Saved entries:
-- begin --

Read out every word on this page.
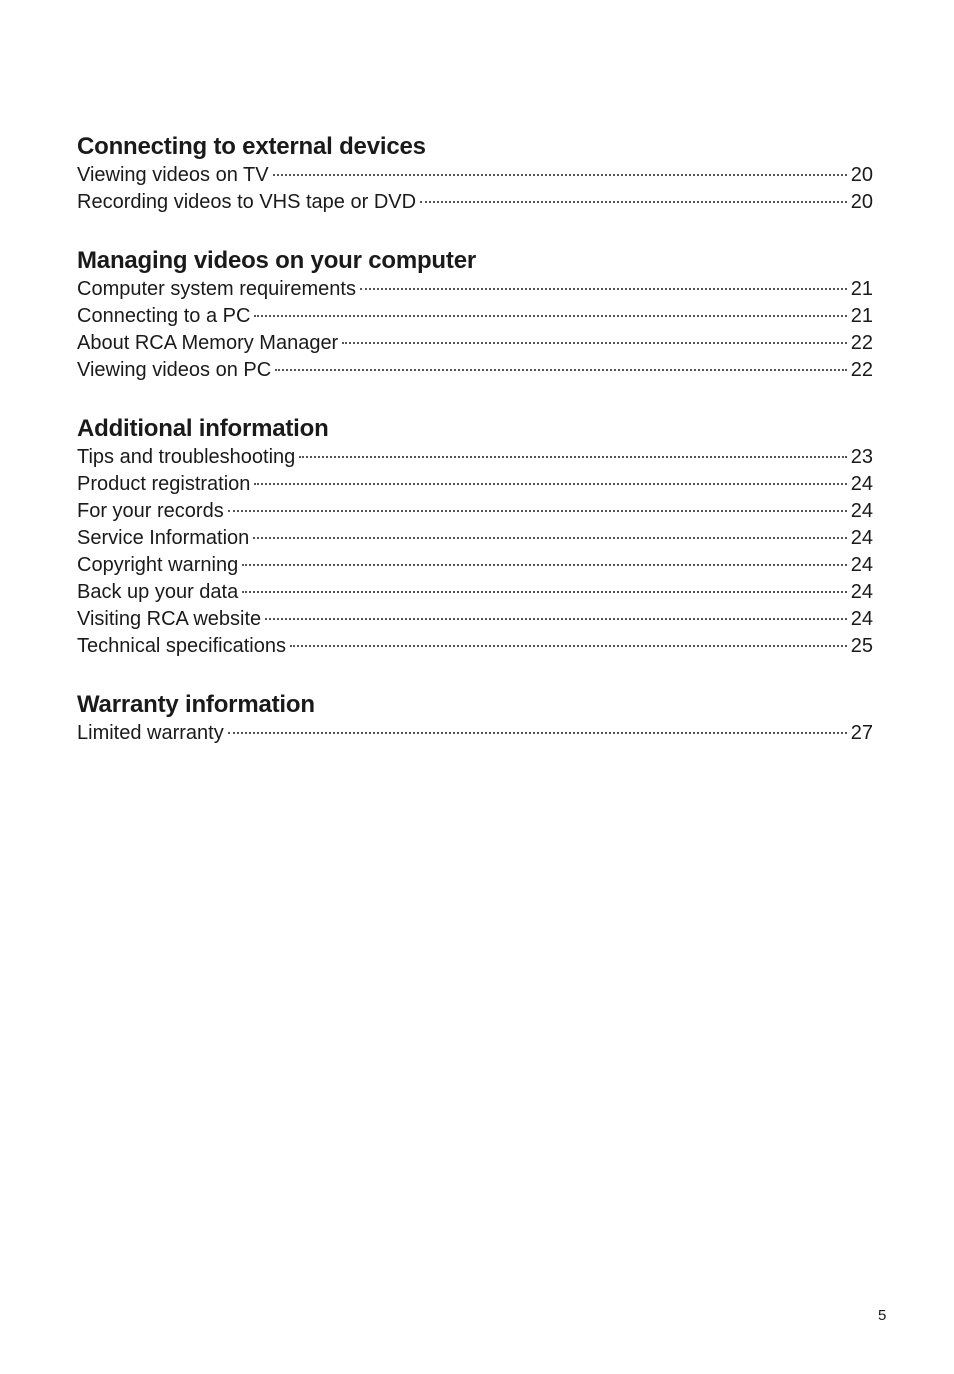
Connecting to external devices
Viewing videos on TV	20
Recording videos to VHS tape or DVD	20
Managing videos on your computer
Computer system requirements	21
Connecting to a PC	21
About RCA Memory Manager	22
Viewing videos on PC	22
Additional information
Tips and troubleshooting	23
Product registration	24
For your records	24
Service Information	24
Copyright warning	24
Back up your data	24
Visiting RCA website	24
Technical specifications	25
Warranty information
Limited warranty	27
5
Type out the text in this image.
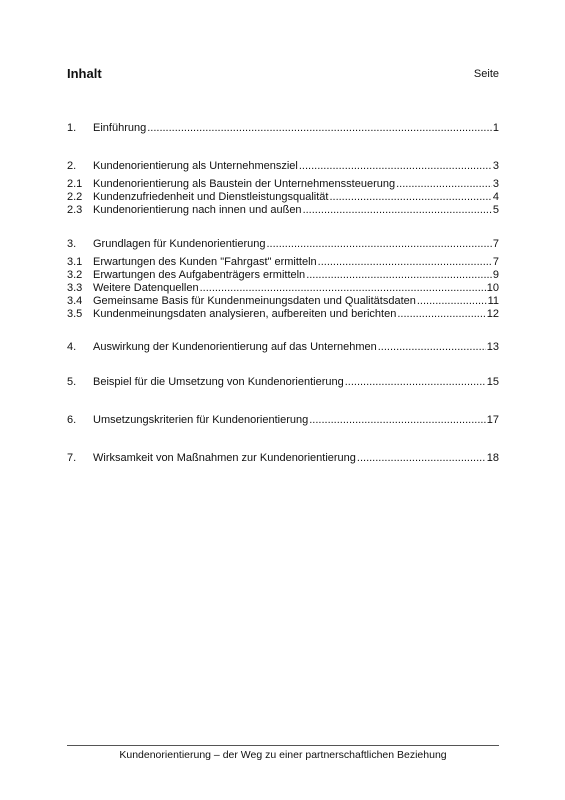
Inhalt	Seite
1. Einführung .....	1
2. Kundenorientierung als Unternehmensziel .....	3
2.1 Kundenorientierung als Baustein der Unternehmenssteuerung .....	3
2.2 Kundenzufriedenheit und Dienstleistungsqualität .....	4
2.3 Kundenorientierung nach innen und außen .....	5
3. Grundlagen für Kundenorientierung .....	7
3.1 Erwartungen des Kunden "Fahrgast" ermitteln .....	7
3.2 Erwartungen des Aufgabenträgers ermitteln .....	9
3.3 Weitere Datenquellen .....	10
3.4 Gemeinsame Basis für Kundenmeinungsdaten und Qualitätsdaten .....	11
3.5 Kundenmeinungsdaten analysieren, aufbereiten und berichten .....	12
4. Auswirkung der Kundenorientierung auf das Unternehmen .....	13
5. Beispiel für die Umsetzung von Kundenorientierung .....	15
6. Umsetzungskriterien für Kundenorientierung .....	17
7. Wirksamkeit von Maßnahmen zur Kundenorientierung .....	18
Kundenorientierung – der Weg zu einer partnerschaftlichen Beziehung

-- end --

#### What you are asked to do
Write out every line of the preceding listing that contains "Kundenorientierung".

#### Worked solution
2. Kundenorientierung als Unternehmensziel .....	3
2.1 Kundenorientierung als Baustein der Unternehmenssteuerung .....	3
2.3 Kundenorientierung nach innen und außen .....	5
3. Grundlagen für Kundenorientierung .....	7
4. Auswirkung der Kundenorientierung auf das Unternehmen .....	13
5. Beispiel für die Umsetzung von Kundenorientierung .....	15
6. Umsetzungskriterien für Kundenorientierung .....	17
7. Wirksamkeit von Maßnahmen zur Kundenorientierung .....	18
Kundenorientierung – der Weg zu einer partnerschaftlichen Beziehung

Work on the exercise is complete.